[Material from a data collection]
□ □ □
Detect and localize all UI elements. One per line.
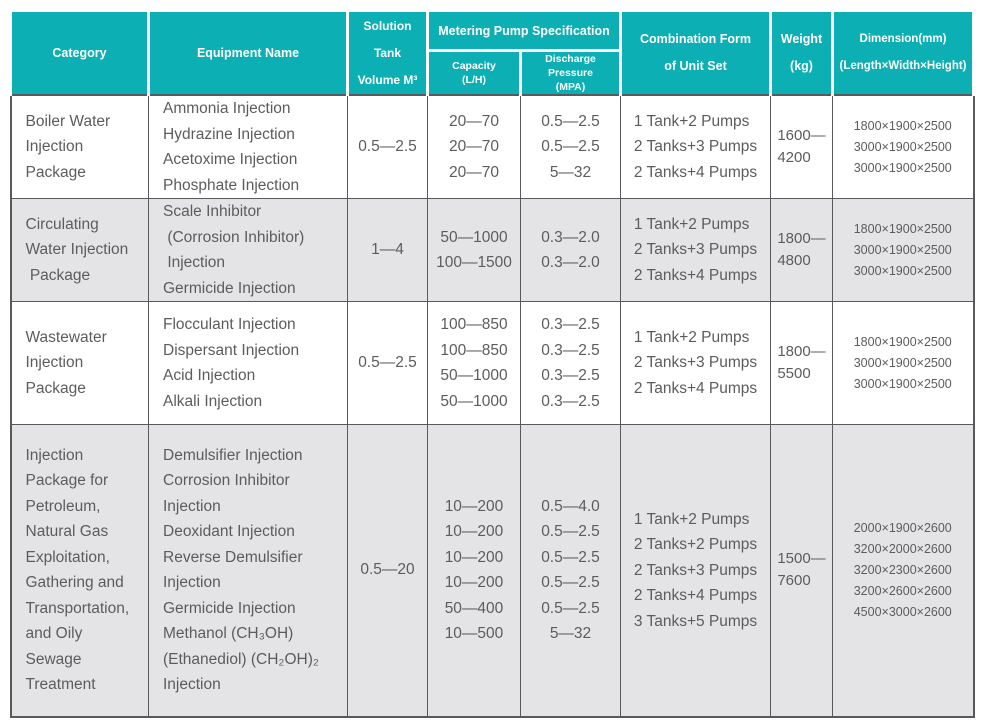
cell-combination: 1 Tank+2 Pumps 2 Tanks+3 Pumps 2 Tanks+4…	[620, 198, 771, 302]
cell-tank-volume: 0.5—2.5	[347, 301, 428, 425]
cell-weight: 1600— 4200	[770, 94, 833, 199]
cell-tank-volume: 0.5—2.5	[347, 94, 428, 199]
combination-list: 1 Tank+2 Pumps 2 Tanks+3 Pumps 2 Tanks+4…	[633, 215, 758, 284]
cell-weight: 1500— 7600	[770, 424, 833, 718]
table-row-petroleum-package: Injection Package for Petroleum, Natural…	[9, 424, 975, 718]
weight-range: 1800— 4800	[777, 230, 826, 269]
col-header-solution-tank-volume: Solution Tank Volume M³	[346, 9, 429, 95]
weight-range: 1500— 7600	[777, 550, 826, 590]
cell-pressure: 0.3—2.5 0.3—2.5 0.3—2.5 0.3—2.5	[520, 301, 621, 425]
cell-category: Injection Package for Petroleum, Natural…	[9, 424, 149, 718]
table-row-boiler-water: Boiler Water Injection Package Ammonia I…	[9, 94, 975, 199]
col-header-combination-form: Combination Form of Unit Set	[619, 9, 772, 95]
col-header-equipment-name: Equipment Name	[147, 9, 349, 95]
weight-range: 1600— 4200	[777, 127, 826, 166]
cell-dimension: 1800×1900×2500 3000×1900×2500 3000×1900×…	[832, 198, 975, 302]
cell-category: Boiler Water Injection Package	[9, 94, 149, 199]
cell-weight: 1800— 4800	[770, 198, 833, 302]
cell-equipment-name: Demulsifier Injection Corrosion Inhibito…	[148, 424, 348, 718]
cell-tank-volume: 1—4	[347, 198, 428, 302]
injection-package-spec-table: Category Equipment Name Solution Tank Vo…	[9, 9, 975, 718]
cell-dimension: 2000×1900×2600 3200×2000×2600 3200×2300×…	[832, 424, 975, 718]
weight-range: 1800— 5500	[777, 343, 826, 382]
col-header-dimension: Dimension(mm) (Length×Width×Height)	[831, 9, 975, 95]
cell-capacity: 10—200 10—200 10—200 10—200 50—400 10—50…	[427, 424, 521, 718]
table-header: Category Equipment Name Solution Tank Vo…	[9, 9, 975, 95]
combination-list: 1 Tank+2 Pumps 2 Tanks+3 Pumps 2 Tanks+4…	[633, 112, 758, 181]
table-row-wastewater: Wastewater Injection Package Flocculant …	[9, 301, 975, 425]
cell-capacity: 50—1000 100—1500	[427, 198, 521, 302]
cell-tank-volume: 0.5—20	[347, 424, 428, 718]
cell-combination: 1 Tank+2 Pumps 2 Tanks+2 Pumps 2 Tanks+3…	[620, 424, 771, 718]
col-header-capacity: Capacity (L/H)	[426, 49, 522, 95]
col-header-metering-pump-specification: Metering Pump Specification	[426, 9, 622, 52]
cell-pressure: 0.3—2.0 0.3—2.0	[520, 198, 621, 302]
cell-combination: 1 Tank+2 Pumps 2 Tanks+3 Pumps 2 Tanks+4…	[620, 301, 771, 425]
cell-combination: 1 Tank+2 Pumps 2 Tanks+3 Pumps 2 Tanks+4…	[620, 94, 771, 199]
cell-capacity: 100—850 100—850 50—1000 50—1000	[427, 301, 521, 425]
cell-dimension: 1800×1900×2500 3000×1900×2500 3000×1900×…	[832, 301, 975, 425]
cell-pressure: 0.5—2.5 0.5—2.5 5—32	[520, 94, 621, 199]
cell-dimension: 1800×1900×2500 3000×1900×2500 3000×1900×…	[832, 94, 975, 199]
cell-capacity: 20—70 20—70 20—70	[427, 94, 521, 199]
combination-list: 1 Tank+2 Pumps 2 Tanks+2 Pumps 2 Tanks+3…	[633, 510, 758, 630]
cell-weight: 1800— 5500	[770, 301, 833, 425]
cell-category: Wastewater Injection Package	[9, 301, 149, 425]
table-row-circulating-water: Circulating Water Injection Package Scal…	[9, 198, 975, 302]
cell-equipment-name: Scale Inhibitor (Corrosion Inhibitor) In…	[148, 198, 348, 302]
cell-equipment-name: Flocculant Injection Dispersant Injectio…	[148, 301, 348, 425]
combination-list: 1 Tank+2 Pumps 2 Tanks+3 Pumps 2 Tanks+4…	[633, 328, 758, 397]
cell-pressure: 0.5—4.0 0.5—2.5 0.5—2.5 0.5—2.5 0.5—2.5 …	[520, 424, 621, 718]
col-header-discharge-pressure: Discharge Pressure (MPA)	[519, 49, 622, 95]
col-header-category: Category	[9, 9, 150, 95]
cell-equipment-name: Ammonia Injection Hydrazine Injection Ac…	[148, 94, 348, 199]
col-header-weight: Weight (kg)	[769, 9, 834, 95]
table-body: Boiler Water Injection Package Ammonia I…	[9, 94, 975, 718]
cell-category: Circulating Water Injection Package	[9, 198, 149, 302]
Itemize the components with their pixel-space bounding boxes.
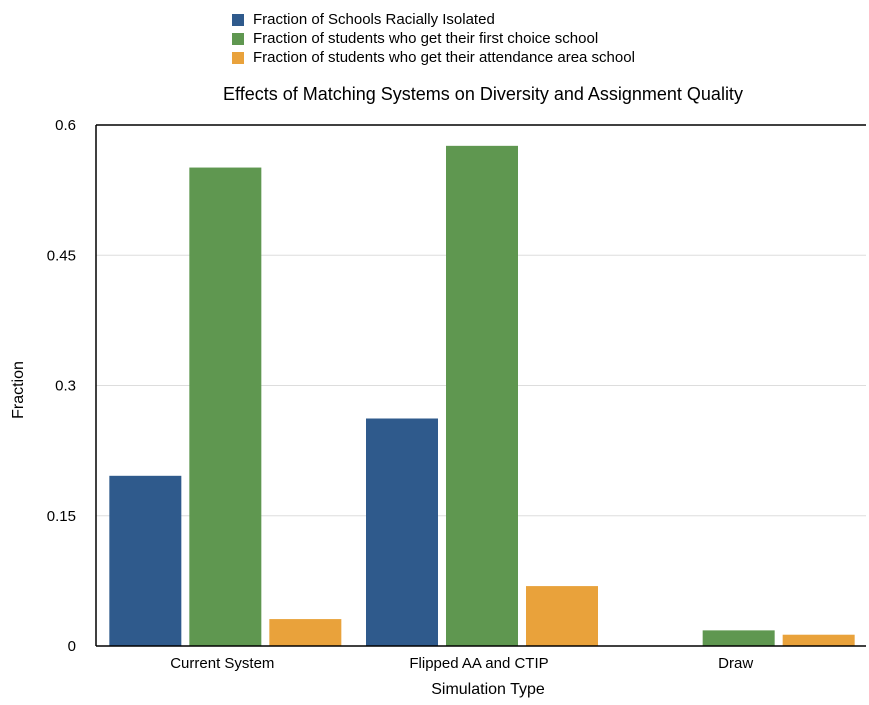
x-tick-label: Flipped AA and CTIP [409,655,548,672]
chart-title: Effects of Matching Systems on Diversity… [223,84,743,104]
bar [109,475,182,646]
bar [189,167,262,646]
legend-item-first-choice: Fraction of students who get their first… [232,29,635,48]
y-tick-label: 0.15 [47,508,76,525]
legend-item-attendance-area: Fraction of students who get their atten… [232,48,635,67]
legend-swatch-first-choice [232,32,244,45]
y-tick-label: 0.3 [55,378,76,395]
legend-swatch-racially-isolated [232,13,244,26]
x-tick-label: Current System [170,655,274,672]
y-tick-label: 0.45 [47,247,76,264]
legend: Fraction of Schools Racially Isolated Fr… [232,10,635,67]
legend-label-racially-isolated: Fraction of Schools Racially Isolated [253,11,495,28]
x-axis-label: Simulation Type [431,681,545,698]
x-tick-label: Draw [718,655,753,672]
bar [702,630,775,646]
bar [782,634,855,646]
y-tick-label: 0.6 [55,117,76,134]
y-tick-label: 0 [68,638,76,655]
bar [269,619,342,646]
legend-swatch-attendance-area [232,51,244,64]
bar [446,145,518,646]
legend-label-attendance-area: Fraction of students who get their atten… [253,49,635,66]
bar [526,586,598,646]
legend-label-first-choice: Fraction of students who get their first… [253,30,599,47]
legend-item-racially-isolated: Fraction of Schools Racially Isolated [232,10,635,29]
bar [366,418,438,646]
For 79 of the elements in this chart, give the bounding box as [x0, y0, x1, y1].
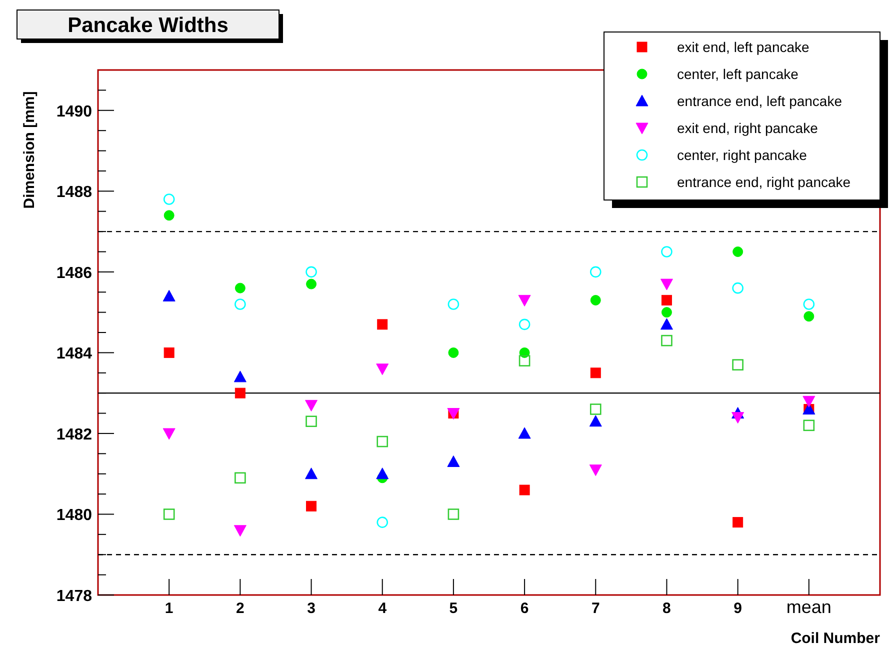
point: [590, 294, 601, 306]
point: [803, 298, 815, 310]
point: [376, 468, 389, 480]
point: [306, 278, 317, 290]
point: [661, 294, 672, 306]
point: [518, 294, 531, 306]
point: [732, 246, 744, 257]
x-tick-label: 3: [307, 600, 316, 617]
point: [447, 455, 460, 467]
point: [234, 388, 246, 398]
x-tick-label: 6: [520, 600, 529, 617]
x-tick-label: 9: [734, 600, 742, 617]
legend-label: center, left pancake: [677, 66, 799, 82]
y-tick-label: 1484: [56, 346, 92, 363]
point: [519, 484, 530, 496]
point: [377, 319, 388, 330]
point: [162, 428, 176, 440]
point: [163, 194, 175, 205]
point: [234, 370, 246, 382]
point: [306, 416, 317, 427]
point: [802, 396, 816, 408]
point: [448, 508, 460, 520]
x-tick-label: 5: [449, 600, 458, 617]
point: [732, 359, 744, 370]
point: [804, 311, 814, 322]
point: [661, 246, 672, 258]
y-tick-label: 1478: [56, 588, 92, 605]
point: [305, 468, 318, 480]
y-tick-label: 1486: [56, 264, 92, 282]
point: [661, 334, 672, 346]
point: [803, 420, 815, 432]
point: [164, 210, 174, 221]
legend-label: exit end, right pancake: [677, 120, 818, 136]
point: [234, 282, 246, 294]
point: [589, 415, 602, 427]
point: [660, 318, 673, 330]
legend-label: entrance end, right pancake: [677, 174, 851, 190]
point: [306, 266, 317, 278]
point: [234, 525, 246, 537]
point: [589, 464, 602, 476]
x-tick-label: 2: [236, 600, 244, 617]
x-tick-label: mean: [786, 597, 832, 617]
y-tick-label: 1490: [56, 103, 92, 120]
legend-label: entrance end, left pancake: [677, 93, 842, 109]
point: [448, 347, 459, 358]
point: [518, 427, 531, 439]
point: [306, 500, 317, 512]
point: [234, 298, 246, 310]
point: [660, 278, 673, 290]
x-tick-label: 7: [591, 600, 600, 617]
point: [661, 307, 672, 318]
point: [376, 364, 389, 376]
point: [162, 290, 176, 302]
point: [305, 400, 318, 412]
point: [164, 347, 174, 358]
point: [732, 412, 744, 424]
point: [518, 318, 530, 330]
point: [732, 517, 744, 528]
x-axis-title: Coil Number: [790, 630, 880, 647]
point: [590, 368, 601, 378]
x-tick-label: 1: [164, 600, 174, 617]
point: [732, 282, 744, 294]
point: [234, 472, 246, 484]
point: [518, 355, 530, 366]
point: [590, 266, 602, 278]
y-axis-title: Dimension [mm]: [21, 91, 38, 209]
y-tick-label: 1482: [56, 426, 92, 444]
x-tick-label: 4: [378, 600, 388, 617]
y-tick-label: 1488: [56, 184, 92, 202]
y-tick-label: 1480: [56, 507, 92, 524]
chart-title: Pancake Widths: [68, 14, 228, 37]
point: [376, 436, 388, 448]
point: [590, 404, 602, 415]
x-tick-label: 8: [662, 600, 671, 617]
point: [448, 298, 460, 310]
point: [163, 508, 175, 520]
legend-label: center, right pancake: [677, 147, 808, 163]
point: [376, 516, 388, 528]
legend-label: exit end, left pancake: [677, 39, 810, 55]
□ □ □
Requirement: Format the lines of the material as a JSON list of strings, one string per line and no blank lines. Start at the line containing "point: [590, 294, 601, 306]" and continue up to and including the line containing "point: [164, 347, 174, 358]".

Final answer:
[
  "point: [590, 294, 601, 306]",
  "point: [803, 298, 815, 310]",
  "point: [376, 468, 389, 480]",
  "point: [306, 278, 317, 290]",
  "point: [661, 294, 672, 306]",
  "point: [518, 294, 531, 306]",
  "point: [732, 246, 744, 257]",
  "x-tick-label: 3: [307, 600, 316, 617]",
  "point: [447, 455, 460, 467]",
  "point: [234, 388, 246, 398]",
  "x-tick-label: 6: [520, 600, 529, 617]",
  "x-tick-label: 9: [734, 600, 742, 617]",
  "legend-label: center, left pancake: [677, 66, 799, 82]",
  "y-tick-label: 1484: [56, 346, 92, 363]",
  "point: [519, 484, 530, 496]",
  "point: [377, 319, 388, 330]",
  "point: [162, 428, 176, 440]",
  "point: [163, 194, 175, 205]",
  "point: [234, 370, 246, 382]",
  "point: [306, 416, 317, 427]",
  "point: [802, 396, 816, 408]",
  "point: [448, 508, 460, 520]",
  "x-tick-label: 5: [449, 600, 458, 617]",
  "point: [732, 359, 744, 370]",
  "point: [804, 311, 814, 322]",
  "point: [661, 246, 672, 258]",
  "y-tick-label: 1478: [56, 588, 92, 605]",
  "point: [305, 468, 318, 480]",
  "y-tick-label: 1486: [56, 264, 92, 282]",
  "point: [661, 334, 672, 346]",
  "point: [803, 420, 815, 432]",
  "point: [164, 210, 174, 221]",
  "legend-label: exit end, right pancake: [677, 120, 818, 136]",
  "point: [234, 282, 246, 294]",
  "point: [589, 415, 602, 427]",
  "point: [660, 318, 673, 330]",
  "legend-label: entrance end, right pancake: [677, 174, 851, 190]",
  "point: [306, 266, 317, 278]",
  "point: [234, 525, 246, 537]",
  "point: [589, 464, 602, 476]",
  "x-tick-label: 2: [236, 600, 244, 617]",
  "x-tick-label: mean: [786, 597, 832, 617]",
  "y-tick-label: 1490: [56, 103, 92, 120]",
  "legend-label: entrance end, left pancake: [677, 93, 842, 109]",
  "point: [448, 347, 459, 358]",
  "point: [518, 427, 531, 439]",
  "point: [306, 500, 317, 512]",
  "point: [234, 298, 246, 310]",
  "point: [660, 278, 673, 290]",
  "x-tick-label: 7: [591, 600, 600, 617]",
  "point: [661, 307, 672, 318]",
  "point: [376, 364, 389, 376]",
  "point: [162, 290, 176, 302]",
  "point: [305, 400, 318, 412]",
  "point: [164, 347, 174, 358]"
]